[Collection entries]
+++
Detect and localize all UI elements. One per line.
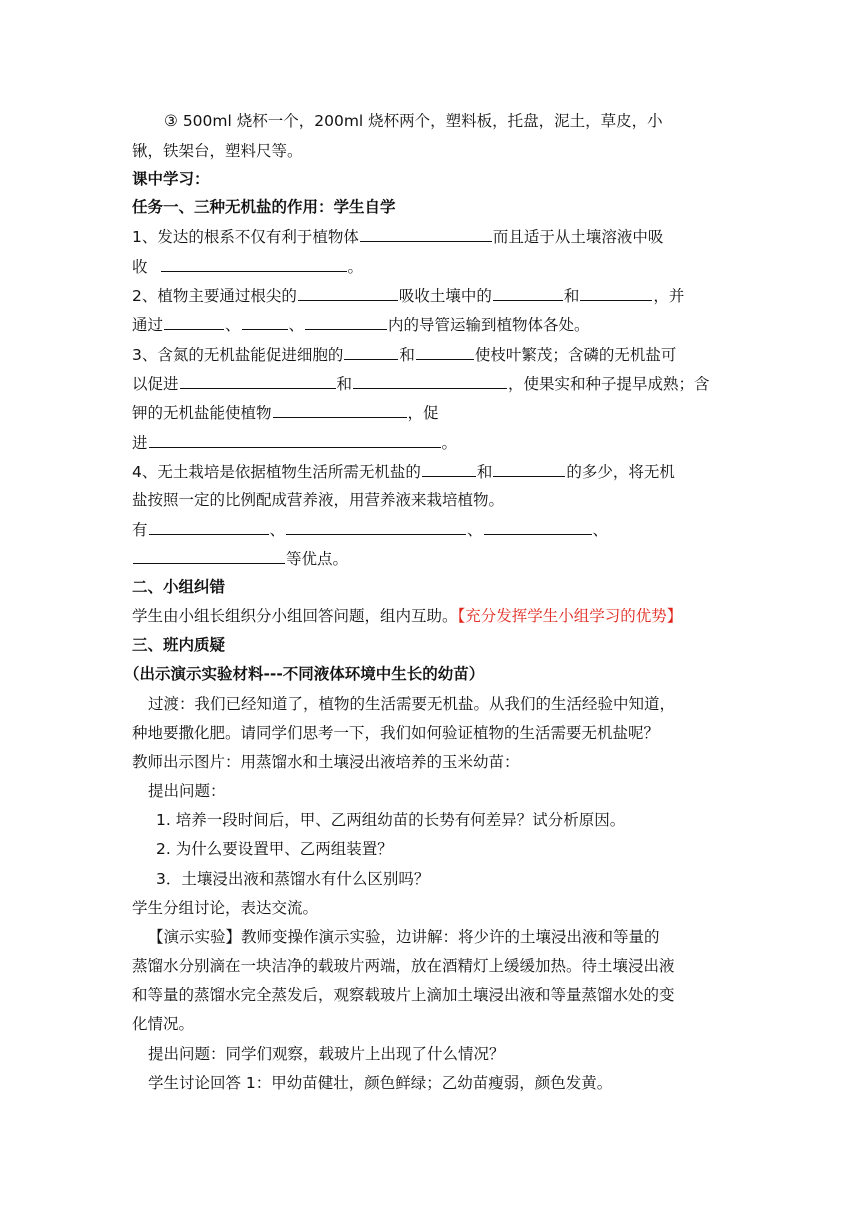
answer-blank (286, 518, 466, 535)
ask-question-label: 提出问题： (148, 782, 226, 800)
answer-blank (273, 401, 407, 418)
question-4-line-2: 盐按照一定的比例配成营养液，用营养液来栽培植物。 (132, 491, 505, 509)
paragraph-transition-1: 过渡：我们已经知道了，植物的生活需要无机盐。从我们的生活经验中知道， (148, 695, 676, 713)
q1-text-post: 而且适于从土壤溶液中吸 (492, 228, 664, 246)
paragraph-demo-2: 蒸馏水分别滴在一块洁净的载玻片两端，放在酒精灯上缓缓加热。待土壤浸出液 (132, 957, 675, 975)
q3-text-pre: 3、含氮的无机盐能促进细胞的 (132, 346, 344, 364)
q4-text-mid: 和 (476, 463, 493, 481)
q2-text-post2: 内的导管运输到植物体各处。 (388, 316, 590, 334)
q4-text-post4: 等优点。 (286, 550, 349, 568)
answer-blank (180, 372, 336, 389)
answer-blank (149, 431, 441, 448)
answer-blank (493, 460, 565, 477)
question-3-line-3 (132, 401, 439, 423)
demo-materials-title: （出示演示实验材料---不同液体环境中生长的幼苗） (124, 665, 485, 683)
q2-sep-2: 、 (288, 316, 305, 334)
paragraph-demo-4: 化情况。 (132, 1015, 195, 1033)
answer-blank (484, 518, 592, 535)
q4-sep-2: 、 (467, 521, 483, 539)
q3-text-post4: 。 (441, 434, 458, 452)
materials-line-2: 锹，铁架台，塑料尺等。 (132, 142, 303, 160)
q3-text-post2: ，使果实和种子提早成熟；含 (508, 375, 710, 393)
list-item: 2. 为什么要设置甲、乙两组装置？ (156, 840, 393, 858)
heading-task-one: 任务一、三种无机盐的作用：学生自学 (132, 198, 396, 216)
answer-blank (422, 460, 476, 477)
q3-text-mid: 和 (399, 346, 415, 364)
question-4-line-3 (132, 518, 608, 540)
question-1-line-2 (132, 255, 363, 277)
question-1-line-1 (132, 225, 663, 247)
question-3-line-2 (132, 372, 710, 394)
q2-sep-1: 、 (225, 316, 241, 334)
group-text: 学生由小组长组织分小组回答问题，组内互助。 (132, 607, 458, 625)
answer-blank (360, 225, 492, 242)
heading-group-correction: 二、小组纠错 (132, 578, 226, 596)
question-4-line-4 (132, 547, 348, 569)
answer-blank (298, 284, 398, 301)
answer-blank (164, 313, 224, 330)
q3-text-pre2: 以促进 (132, 375, 179, 393)
q1-text-pre2: 收 (132, 258, 148, 276)
answer-blank (305, 313, 387, 330)
answer-blank (161, 255, 347, 272)
paragraph-demo-1: 【演示实验】教师变操作演示实验，边讲解：将少许的土壤浸出液和等量的 (148, 928, 660, 946)
q4-text-pre: 4、无土栽培是依据植物生活所需无机盐的 (132, 463, 421, 481)
question-3-line-4 (132, 431, 457, 453)
question-2-line-1 (132, 284, 684, 306)
q2-text-post: ，并 (653, 287, 685, 305)
answer-blank (242, 313, 288, 330)
list-item: 1. 培养一段时间后，甲、乙两组幼苗的长势有何差异？试分析原因。 (156, 811, 626, 829)
q1-text-post2: 。 (347, 258, 364, 276)
answer-blank (493, 284, 563, 301)
answer-blank (353, 372, 507, 389)
q2-text-mid2: 和 (563, 287, 580, 305)
paragraph-demo-3: 和等量的蒸馏水完全蒸发后，观察载玻片上滴加土壤浸出液和等量蒸馏水处的变 (132, 986, 675, 1004)
heading-class-question: 三、班内质疑 (132, 636, 226, 654)
q4-text-pre3: 有 (132, 521, 148, 539)
materials-line-1: ③ 500ml 烧杯一个，200ml 烧杯两个，塑料板，托盘，泥土，草皮，小 (164, 112, 663, 130)
group-paragraph (132, 605, 682, 627)
q4-sep-1: 、 (269, 521, 286, 539)
list-item: 3．土壤浸出液和蒸馏水有什么区别吗？ (156, 870, 430, 888)
q4-sep-3: 、 (592, 521, 609, 539)
answer-blank (133, 547, 285, 564)
q4-text-post: 的多少，将无机 (566, 463, 675, 481)
paragraph-transition-3: 教师出示图片：用蒸馏水和土壤浸出液培养的玉米幼苗： (132, 753, 520, 771)
q2-text-pre2: 通过 (132, 316, 164, 334)
q3-text-post: 使枝叶繁茂；含磷的无机盐可 (474, 346, 677, 364)
q3-text-post3: ，促 (407, 404, 439, 422)
answer-blank (416, 343, 474, 360)
question-4-line-1 (132, 460, 675, 482)
answer-blank (580, 284, 652, 301)
q3-text-pre4: 进 (132, 434, 148, 452)
paragraph-observe: 提出问题：同学们观察，载玻片上出现了什么情况？ (148, 1045, 505, 1063)
paragraph-transition-2: 种地要撒化肥。请同学们思考一下，我们如何验证植物的生活需要无机盐呢？ (132, 724, 660, 742)
q3-text-mid2: 和 (336, 375, 353, 393)
q1-text-pre: 1、发达的根系不仅有利于植物体 (132, 228, 359, 246)
group-note: 【充分发挥学生小组学习的优势】 (457, 607, 683, 625)
q2-text-mid1: 吸收土壤中的 (398, 287, 492, 305)
heading-class-study: 课中学习： (132, 170, 210, 188)
answer-blank (149, 518, 269, 535)
q2-text-pre: 2、植物主要通过根尖的 (132, 287, 297, 305)
question-2-line-2 (132, 313, 590, 335)
answer-blank (344, 343, 398, 360)
paragraph-answer-1: 学生讨论回答 1：甲幼苗健壮，颜色鲜绿；乙幼苗瘦弱，颜色发黄。 (148, 1074, 613, 1092)
q3-text-pre3: 钾的无机盐能使植物 (132, 404, 272, 422)
paragraph-discussion: 学生分组讨论，表达交流。 (132, 899, 319, 917)
question-3-line-1 (132, 343, 676, 365)
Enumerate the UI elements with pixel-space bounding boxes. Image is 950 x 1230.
+++
=== AIM OF THE EXERCISE ===
In the rows from the line with "answer-blank (286, 518, 466, 535)" to the line with "paragraph-demo-4: 化情况。 (132, 1015, 195, 1033)", change every "answer-blank" to "fill-in-blank" and keep everything else the same. Return only those lines.

=== EXPECTED ANSWER ===
fill-in-blank (286, 518, 466, 535)
ask-question-label: 提出问题： (148, 782, 226, 800)
fill-in-blank (273, 401, 407, 418)
question-4-line-2: 盐按照一定的比例配成营养液，用营养液来栽培植物。 (132, 491, 505, 509)
paragraph-transition-1: 过渡：我们已经知道了，植物的生活需要无机盐。从我们的生活经验中知道， (148, 695, 676, 713)
q1-text-post: 而且适于从土壤溶液中吸 (492, 228, 664, 246)
paragraph-demo-2: 蒸馏水分别滴在一块洁净的载玻片两端，放在酒精灯上缓缓加热。待土壤浸出液 (132, 957, 675, 975)
q3-text-pre: 3、含氮的无机盐能促进细胞的 (132, 346, 344, 364)
q4-text-mid: 和 (476, 463, 493, 481)
q2-text-post2: 内的导管运输到植物体各处。 (388, 316, 590, 334)
q4-text-post4: 等优点。 (286, 550, 349, 568)
fill-in-blank (180, 372, 336, 389)
fill-in-blank (149, 431, 441, 448)
fill-in-blank (493, 460, 565, 477)
question-3-line-3 (132, 401, 439, 423)
demo-materials-title: （出示演示实验材料---不同液体环境中生长的幼苗） (124, 665, 485, 683)
q2-sep-2: 、 (288, 316, 305, 334)
paragraph-demo-4: 化情况。 (132, 1015, 195, 1033)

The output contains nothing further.